** AIM OF THE TASK **
In the lines below, find how many contain the word "star" and report that figure alone.

(Records that describe figures)
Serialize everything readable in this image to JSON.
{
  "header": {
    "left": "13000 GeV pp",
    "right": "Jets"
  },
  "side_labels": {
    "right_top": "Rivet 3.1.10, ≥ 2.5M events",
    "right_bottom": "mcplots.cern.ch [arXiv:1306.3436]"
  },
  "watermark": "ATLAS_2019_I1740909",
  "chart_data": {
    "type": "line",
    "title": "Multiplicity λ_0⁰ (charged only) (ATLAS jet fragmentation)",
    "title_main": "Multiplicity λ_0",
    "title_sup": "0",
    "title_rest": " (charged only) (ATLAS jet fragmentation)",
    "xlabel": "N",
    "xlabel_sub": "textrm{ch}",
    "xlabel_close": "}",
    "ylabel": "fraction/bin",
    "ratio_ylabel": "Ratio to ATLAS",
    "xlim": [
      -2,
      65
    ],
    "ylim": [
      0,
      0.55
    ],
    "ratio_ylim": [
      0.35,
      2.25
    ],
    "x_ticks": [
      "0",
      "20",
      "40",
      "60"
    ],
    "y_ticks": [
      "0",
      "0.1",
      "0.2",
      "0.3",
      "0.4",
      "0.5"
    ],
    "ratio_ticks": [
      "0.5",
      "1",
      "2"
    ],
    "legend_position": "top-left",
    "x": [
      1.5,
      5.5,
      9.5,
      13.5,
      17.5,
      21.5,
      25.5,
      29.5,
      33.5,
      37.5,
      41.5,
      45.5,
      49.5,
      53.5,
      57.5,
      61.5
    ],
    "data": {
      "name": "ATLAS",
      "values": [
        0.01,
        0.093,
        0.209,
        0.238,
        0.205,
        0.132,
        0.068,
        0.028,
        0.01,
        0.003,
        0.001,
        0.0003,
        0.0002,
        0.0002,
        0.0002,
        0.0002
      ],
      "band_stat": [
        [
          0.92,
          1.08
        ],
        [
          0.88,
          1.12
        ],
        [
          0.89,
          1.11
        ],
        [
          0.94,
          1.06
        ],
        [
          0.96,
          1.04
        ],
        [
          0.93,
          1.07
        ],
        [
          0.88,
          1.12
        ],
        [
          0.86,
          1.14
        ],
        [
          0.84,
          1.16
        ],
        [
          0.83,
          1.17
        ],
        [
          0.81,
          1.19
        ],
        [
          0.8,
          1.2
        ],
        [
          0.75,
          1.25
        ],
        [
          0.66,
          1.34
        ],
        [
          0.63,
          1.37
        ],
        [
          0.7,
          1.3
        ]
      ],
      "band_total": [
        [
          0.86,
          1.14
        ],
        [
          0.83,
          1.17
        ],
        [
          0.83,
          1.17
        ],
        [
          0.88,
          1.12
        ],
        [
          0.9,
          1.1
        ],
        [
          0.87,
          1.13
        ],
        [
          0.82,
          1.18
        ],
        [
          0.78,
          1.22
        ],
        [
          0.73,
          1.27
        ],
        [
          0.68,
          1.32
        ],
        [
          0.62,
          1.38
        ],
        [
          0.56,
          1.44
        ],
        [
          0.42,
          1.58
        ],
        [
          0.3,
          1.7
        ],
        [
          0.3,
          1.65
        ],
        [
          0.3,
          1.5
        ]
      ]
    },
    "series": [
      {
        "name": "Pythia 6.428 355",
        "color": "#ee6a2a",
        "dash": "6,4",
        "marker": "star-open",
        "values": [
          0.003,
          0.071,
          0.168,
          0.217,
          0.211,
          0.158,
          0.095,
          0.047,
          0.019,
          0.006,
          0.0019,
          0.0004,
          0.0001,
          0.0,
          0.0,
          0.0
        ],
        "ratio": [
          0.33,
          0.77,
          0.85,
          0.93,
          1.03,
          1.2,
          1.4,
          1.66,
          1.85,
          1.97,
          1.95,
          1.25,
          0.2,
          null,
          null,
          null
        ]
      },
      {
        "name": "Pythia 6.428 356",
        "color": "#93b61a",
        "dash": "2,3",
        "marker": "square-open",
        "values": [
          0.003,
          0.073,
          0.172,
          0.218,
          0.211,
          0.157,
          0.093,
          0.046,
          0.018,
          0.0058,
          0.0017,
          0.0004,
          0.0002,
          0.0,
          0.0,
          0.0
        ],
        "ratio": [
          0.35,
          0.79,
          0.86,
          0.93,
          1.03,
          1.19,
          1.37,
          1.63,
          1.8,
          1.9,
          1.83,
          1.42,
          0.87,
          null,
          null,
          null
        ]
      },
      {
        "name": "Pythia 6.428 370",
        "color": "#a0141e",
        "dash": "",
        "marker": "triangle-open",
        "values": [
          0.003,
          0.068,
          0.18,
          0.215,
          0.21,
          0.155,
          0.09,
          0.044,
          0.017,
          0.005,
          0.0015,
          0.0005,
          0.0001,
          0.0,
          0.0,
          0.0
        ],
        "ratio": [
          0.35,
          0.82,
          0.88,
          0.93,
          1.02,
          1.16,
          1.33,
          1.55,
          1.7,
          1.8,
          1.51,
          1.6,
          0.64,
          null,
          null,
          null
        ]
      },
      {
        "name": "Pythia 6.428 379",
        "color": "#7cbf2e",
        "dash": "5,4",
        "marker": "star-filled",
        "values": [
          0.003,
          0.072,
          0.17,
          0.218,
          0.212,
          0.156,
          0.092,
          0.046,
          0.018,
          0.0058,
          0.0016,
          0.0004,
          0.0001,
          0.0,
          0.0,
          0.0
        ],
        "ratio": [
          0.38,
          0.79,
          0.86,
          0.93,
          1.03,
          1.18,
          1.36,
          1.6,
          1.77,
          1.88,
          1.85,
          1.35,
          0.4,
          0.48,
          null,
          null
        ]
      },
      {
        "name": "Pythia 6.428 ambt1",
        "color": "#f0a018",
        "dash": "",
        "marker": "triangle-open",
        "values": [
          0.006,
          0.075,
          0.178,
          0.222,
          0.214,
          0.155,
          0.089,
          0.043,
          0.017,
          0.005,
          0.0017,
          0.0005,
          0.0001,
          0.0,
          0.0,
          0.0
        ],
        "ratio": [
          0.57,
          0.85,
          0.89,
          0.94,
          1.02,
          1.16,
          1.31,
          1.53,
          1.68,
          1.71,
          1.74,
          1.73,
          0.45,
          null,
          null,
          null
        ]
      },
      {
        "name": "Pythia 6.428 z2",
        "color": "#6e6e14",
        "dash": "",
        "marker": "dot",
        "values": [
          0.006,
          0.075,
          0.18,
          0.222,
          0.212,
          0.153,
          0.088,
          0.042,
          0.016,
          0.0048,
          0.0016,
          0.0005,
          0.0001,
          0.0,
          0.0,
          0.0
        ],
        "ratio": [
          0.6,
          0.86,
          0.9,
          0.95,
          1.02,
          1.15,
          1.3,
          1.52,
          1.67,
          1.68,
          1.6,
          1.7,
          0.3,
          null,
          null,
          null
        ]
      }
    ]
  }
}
...
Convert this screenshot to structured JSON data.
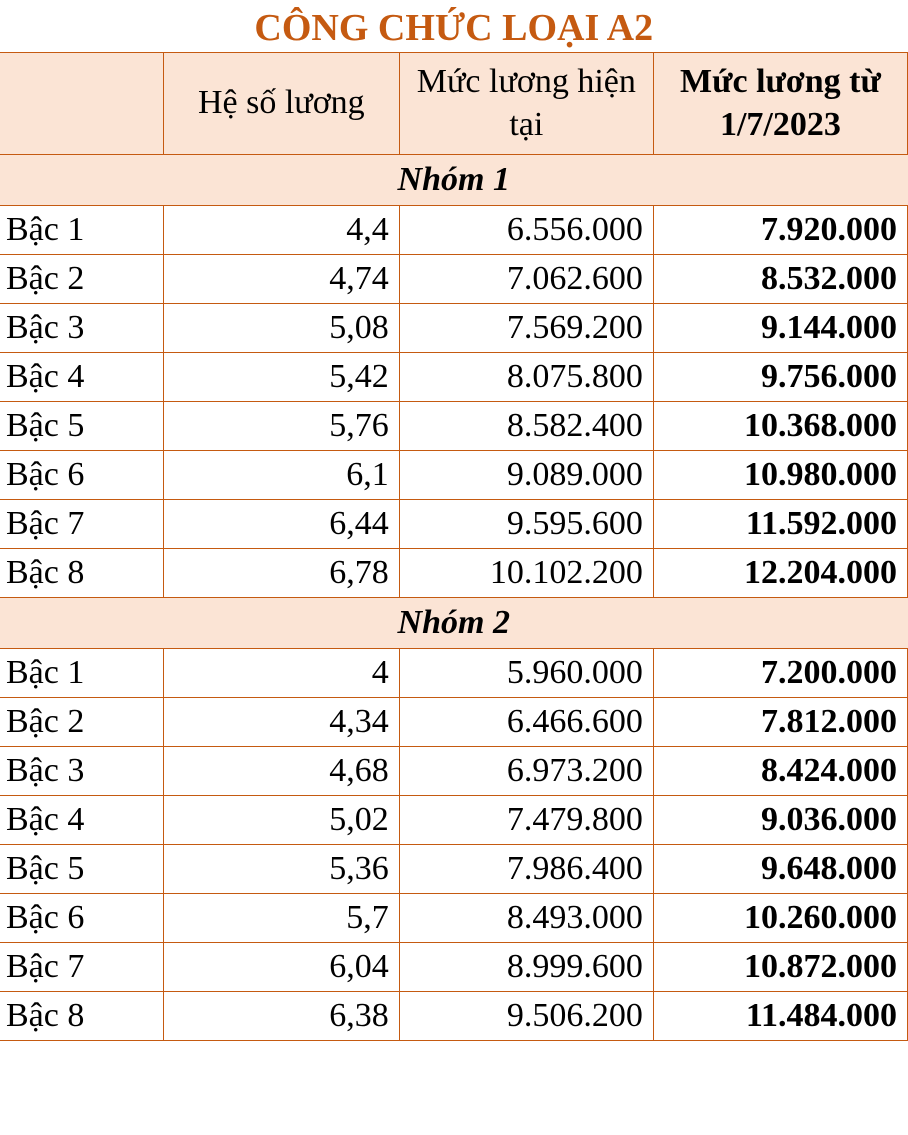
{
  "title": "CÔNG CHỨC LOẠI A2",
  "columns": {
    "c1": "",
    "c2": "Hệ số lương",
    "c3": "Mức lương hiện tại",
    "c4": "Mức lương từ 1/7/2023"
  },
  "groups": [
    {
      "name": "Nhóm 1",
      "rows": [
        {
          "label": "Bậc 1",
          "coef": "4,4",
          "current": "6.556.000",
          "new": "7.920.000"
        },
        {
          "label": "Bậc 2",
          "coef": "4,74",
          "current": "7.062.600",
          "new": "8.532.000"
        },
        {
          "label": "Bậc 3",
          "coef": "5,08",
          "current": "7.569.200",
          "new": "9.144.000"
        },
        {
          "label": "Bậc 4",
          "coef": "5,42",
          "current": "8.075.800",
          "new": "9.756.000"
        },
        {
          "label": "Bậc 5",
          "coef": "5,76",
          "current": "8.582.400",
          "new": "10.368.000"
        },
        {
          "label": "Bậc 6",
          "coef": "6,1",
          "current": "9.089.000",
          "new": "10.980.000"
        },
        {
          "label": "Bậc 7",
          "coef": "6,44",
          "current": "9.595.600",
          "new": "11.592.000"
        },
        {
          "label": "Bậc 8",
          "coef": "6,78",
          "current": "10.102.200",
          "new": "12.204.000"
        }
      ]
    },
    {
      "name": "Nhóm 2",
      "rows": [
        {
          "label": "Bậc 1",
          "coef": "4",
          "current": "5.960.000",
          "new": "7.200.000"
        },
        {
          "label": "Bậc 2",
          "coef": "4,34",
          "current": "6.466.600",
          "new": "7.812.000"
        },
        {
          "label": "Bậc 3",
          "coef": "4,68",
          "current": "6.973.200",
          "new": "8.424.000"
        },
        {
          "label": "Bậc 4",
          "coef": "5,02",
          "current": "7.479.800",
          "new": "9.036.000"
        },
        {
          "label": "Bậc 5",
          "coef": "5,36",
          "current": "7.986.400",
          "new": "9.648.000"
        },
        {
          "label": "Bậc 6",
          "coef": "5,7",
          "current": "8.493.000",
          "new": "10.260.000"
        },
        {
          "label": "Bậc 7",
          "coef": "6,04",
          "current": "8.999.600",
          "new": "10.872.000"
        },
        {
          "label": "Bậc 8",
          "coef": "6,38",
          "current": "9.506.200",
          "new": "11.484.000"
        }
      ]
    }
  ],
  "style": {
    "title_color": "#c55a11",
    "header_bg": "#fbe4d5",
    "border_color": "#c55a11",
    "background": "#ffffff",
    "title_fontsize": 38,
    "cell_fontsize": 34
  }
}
* * *
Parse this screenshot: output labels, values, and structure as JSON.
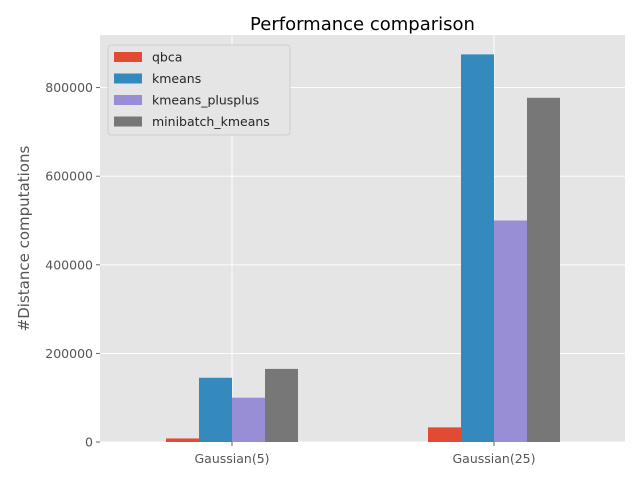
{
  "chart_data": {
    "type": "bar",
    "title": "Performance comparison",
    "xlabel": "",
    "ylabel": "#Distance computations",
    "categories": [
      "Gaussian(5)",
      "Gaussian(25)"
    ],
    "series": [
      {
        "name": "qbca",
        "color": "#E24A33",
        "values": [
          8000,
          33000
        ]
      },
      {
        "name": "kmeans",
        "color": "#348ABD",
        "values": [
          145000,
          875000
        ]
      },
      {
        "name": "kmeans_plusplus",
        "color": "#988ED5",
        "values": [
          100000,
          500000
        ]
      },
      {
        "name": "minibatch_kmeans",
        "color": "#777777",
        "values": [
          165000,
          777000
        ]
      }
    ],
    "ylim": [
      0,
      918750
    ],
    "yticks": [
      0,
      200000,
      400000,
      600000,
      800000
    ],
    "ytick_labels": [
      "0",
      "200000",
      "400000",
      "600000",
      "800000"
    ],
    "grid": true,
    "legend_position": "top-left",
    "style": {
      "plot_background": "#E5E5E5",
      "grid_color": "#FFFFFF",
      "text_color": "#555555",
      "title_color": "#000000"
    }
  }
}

** OUTPUT FOR THIS TASK **
2